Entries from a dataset
^^^^^^^^^^^^^^^^
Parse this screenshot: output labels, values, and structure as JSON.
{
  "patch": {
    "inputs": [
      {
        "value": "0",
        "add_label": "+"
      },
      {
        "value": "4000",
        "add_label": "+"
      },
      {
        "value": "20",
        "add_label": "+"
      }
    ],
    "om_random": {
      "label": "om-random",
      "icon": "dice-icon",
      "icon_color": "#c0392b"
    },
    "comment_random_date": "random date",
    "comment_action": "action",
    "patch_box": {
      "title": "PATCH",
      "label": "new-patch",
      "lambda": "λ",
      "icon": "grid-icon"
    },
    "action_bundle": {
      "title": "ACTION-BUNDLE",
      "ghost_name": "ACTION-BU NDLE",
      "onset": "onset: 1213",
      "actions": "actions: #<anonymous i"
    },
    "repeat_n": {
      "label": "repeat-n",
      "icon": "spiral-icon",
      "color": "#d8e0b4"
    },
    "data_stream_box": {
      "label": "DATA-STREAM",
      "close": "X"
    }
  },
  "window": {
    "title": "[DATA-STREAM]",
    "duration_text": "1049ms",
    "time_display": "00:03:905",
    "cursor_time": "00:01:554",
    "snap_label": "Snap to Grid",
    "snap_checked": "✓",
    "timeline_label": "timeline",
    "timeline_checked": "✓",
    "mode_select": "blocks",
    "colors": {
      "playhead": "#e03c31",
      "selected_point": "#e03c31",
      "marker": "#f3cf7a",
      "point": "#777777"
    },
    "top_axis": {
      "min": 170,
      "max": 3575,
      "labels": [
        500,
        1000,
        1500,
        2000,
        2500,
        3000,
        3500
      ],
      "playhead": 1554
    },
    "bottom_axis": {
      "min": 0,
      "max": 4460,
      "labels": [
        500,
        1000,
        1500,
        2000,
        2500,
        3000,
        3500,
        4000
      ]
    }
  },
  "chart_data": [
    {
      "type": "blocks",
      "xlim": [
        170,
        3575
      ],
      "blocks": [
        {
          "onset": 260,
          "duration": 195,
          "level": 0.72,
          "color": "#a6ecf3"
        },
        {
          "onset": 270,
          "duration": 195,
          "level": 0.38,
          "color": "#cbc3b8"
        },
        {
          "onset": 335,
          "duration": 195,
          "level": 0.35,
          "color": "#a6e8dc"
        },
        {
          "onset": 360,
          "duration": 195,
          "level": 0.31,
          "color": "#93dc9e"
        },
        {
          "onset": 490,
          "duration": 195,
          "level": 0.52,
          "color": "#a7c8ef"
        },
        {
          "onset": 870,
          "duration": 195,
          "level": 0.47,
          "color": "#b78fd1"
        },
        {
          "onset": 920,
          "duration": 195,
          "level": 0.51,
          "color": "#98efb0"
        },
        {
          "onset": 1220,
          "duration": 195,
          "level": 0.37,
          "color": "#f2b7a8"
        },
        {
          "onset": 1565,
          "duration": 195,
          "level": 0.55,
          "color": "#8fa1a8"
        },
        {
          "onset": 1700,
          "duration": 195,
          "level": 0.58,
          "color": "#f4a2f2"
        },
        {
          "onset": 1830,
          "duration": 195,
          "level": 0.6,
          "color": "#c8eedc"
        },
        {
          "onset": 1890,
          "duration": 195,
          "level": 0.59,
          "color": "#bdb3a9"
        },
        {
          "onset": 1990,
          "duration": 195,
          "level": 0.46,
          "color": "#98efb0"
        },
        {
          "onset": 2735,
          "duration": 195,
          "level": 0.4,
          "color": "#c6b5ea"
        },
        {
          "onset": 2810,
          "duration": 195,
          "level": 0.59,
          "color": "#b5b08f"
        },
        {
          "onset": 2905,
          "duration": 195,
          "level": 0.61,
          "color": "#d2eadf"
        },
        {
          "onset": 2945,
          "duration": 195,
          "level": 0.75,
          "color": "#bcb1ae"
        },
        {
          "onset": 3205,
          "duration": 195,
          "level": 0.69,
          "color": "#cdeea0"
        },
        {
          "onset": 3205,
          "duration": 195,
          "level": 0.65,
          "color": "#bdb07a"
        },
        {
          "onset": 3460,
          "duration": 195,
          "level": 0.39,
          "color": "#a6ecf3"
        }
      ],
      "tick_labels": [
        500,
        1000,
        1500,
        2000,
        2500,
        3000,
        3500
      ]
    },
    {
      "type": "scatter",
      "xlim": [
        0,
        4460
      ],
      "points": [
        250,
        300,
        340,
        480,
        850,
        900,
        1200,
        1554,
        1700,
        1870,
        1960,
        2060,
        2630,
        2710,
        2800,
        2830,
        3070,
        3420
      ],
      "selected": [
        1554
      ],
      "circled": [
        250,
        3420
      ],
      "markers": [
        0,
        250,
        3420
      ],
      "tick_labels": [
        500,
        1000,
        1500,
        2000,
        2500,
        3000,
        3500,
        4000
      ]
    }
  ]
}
^^^^^^^^^^^^^^^^
Problem to work on → Show the data once more, exactly as it was written.

Result →
Parse this screenshot: output labels, values, and structure as JSON.
{
  "patch": {
    "inputs": [
      {
        "value": "0",
        "add_label": "+"
      },
      {
        "value": "4000",
        "add_label": "+"
      },
      {
        "value": "20",
        "add_label": "+"
      }
    ],
    "om_random": {
      "label": "om-random",
      "icon": "dice-icon",
      "icon_color": "#c0392b"
    },
    "comment_random_date": "random date",
    "comment_action": "action",
    "patch_box": {
      "title": "PATCH",
      "label": "new-patch",
      "lambda": "λ",
      "icon": "grid-icon"
    },
    "action_bundle": {
      "title": "ACTION-BUNDLE",
      "ghost_name": "ACTION-BU NDLE",
      "onset": "onset: 1213",
      "actions": "actions: #<anonymous i"
    },
    "repeat_n": {
      "label": "repeat-n",
      "icon": "spiral-icon",
      "color": "#d8e0b4"
    },
    "data_stream_box": {
      "label": "DATA-STREAM",
      "close": "X"
    }
  },
  "window": {
    "title": "[DATA-STREAM]",
    "duration_text": "1049ms",
    "time_display": "00:03:905",
    "cursor_time": "00:01:554",
    "snap_label": "Snap to Grid",
    "snap_checked": "✓",
    "timeline_label": "timeline",
    "timeline_checked": "✓",
    "mode_select": "blocks",
    "colors": {
      "playhead": "#e03c31",
      "selected_point": "#e03c31",
      "marker": "#f3cf7a",
      "point": "#777777"
    },
    "top_axis": {
      "min": 170,
      "max": 3575,
      "labels": [
        500,
        1000,
        1500,
        2000,
        2500,
        3000,
        3500
      ],
      "playhead": 1554
    },
    "bottom_axis": {
      "min": 0,
      "max": 4460,
      "labels": [
        500,
        1000,
        1500,
        2000,
        2500,
        3000,
        3500,
        4000
      ]
    }
  },
  "chart_data": [
    {
      "type": "blocks",
      "xlim": [
        170,
        3575
      ],
      "blocks": [
        {
          "onset": 260,
          "duration": 195,
          "level": 0.72,
          "color": "#a6ecf3"
        },
        {
          "onset": 270,
          "duration": 195,
          "level": 0.38,
          "color": "#cbc3b8"
        },
        {
          "onset": 335,
          "duration": 195,
          "level": 0.35,
          "color": "#a6e8dc"
        },
        {
          "onset": 360,
          "duration": 195,
          "level": 0.31,
          "color": "#93dc9e"
        },
        {
          "onset": 490,
          "duration": 195,
          "level": 0.52,
          "color": "#a7c8ef"
        },
        {
          "onset": 870,
          "duration": 195,
          "level": 0.47,
          "color": "#b78fd1"
        },
        {
          "onset": 920,
          "duration": 195,
          "level": 0.51,
          "color": "#98efb0"
        },
        {
          "onset": 1220,
          "duration": 195,
          "level": 0.37,
          "color": "#f2b7a8"
        },
        {
          "onset": 1565,
          "duration": 195,
          "level": 0.55,
          "color": "#8fa1a8"
        },
        {
          "onset": 1700,
          "duration": 195,
          "level": 0.58,
          "color": "#f4a2f2"
        },
        {
          "onset": 1830,
          "duration": 195,
          "level": 0.6,
          "color": "#c8eedc"
        },
        {
          "onset": 1890,
          "duration": 195,
          "level": 0.59,
          "color": "#bdb3a9"
        },
        {
          "onset": 1990,
          "duration": 195,
          "level": 0.46,
          "color": "#98efb0"
        },
        {
          "onset": 2735,
          "duration": 195,
          "level": 0.4,
          "color": "#c6b5ea"
        },
        {
          "onset": 2810,
          "duration": 195,
          "level": 0.59,
          "color": "#b5b08f"
        },
        {
          "onset": 2905,
          "duration": 195,
          "level": 0.61,
          "color": "#d2eadf"
        },
        {
          "onset": 2945,
          "duration": 195,
          "level": 0.75,
          "color": "#bcb1ae"
        },
        {
          "onset": 3205,
          "duration": 195,
          "level": 0.69,
          "color": "#cdeea0"
        },
        {
          "onset": 3205,
          "duration": 195,
          "level": 0.65,
          "color": "#bdb07a"
        },
        {
          "onset": 3460,
          "duration": 195,
          "level": 0.39,
          "color": "#a6ecf3"
        }
      ],
      "tick_labels": [
        500,
        1000,
        1500,
        2000,
        2500,
        3000,
        3500
      ]
    },
    {
      "type": "scatter",
      "xlim": [
        0,
        4460
      ],
      "points": [
        250,
        300,
        340,
        480,
        850,
        900,
        1200,
        1554,
        1700,
        1870,
        1960,
        2060,
        2630,
        2710,
        2800,
        2830,
        3070,
        3420
      ],
      "selected": [
        1554
      ],
      "circled": [
        250,
        3420
      ],
      "markers": [
        0,
        250,
        3420
      ],
      "tick_labels": [
        500,
        1000,
        1500,
        2000,
        2500,
        3000,
        3500,
        4000
      ]
    }
  ]
}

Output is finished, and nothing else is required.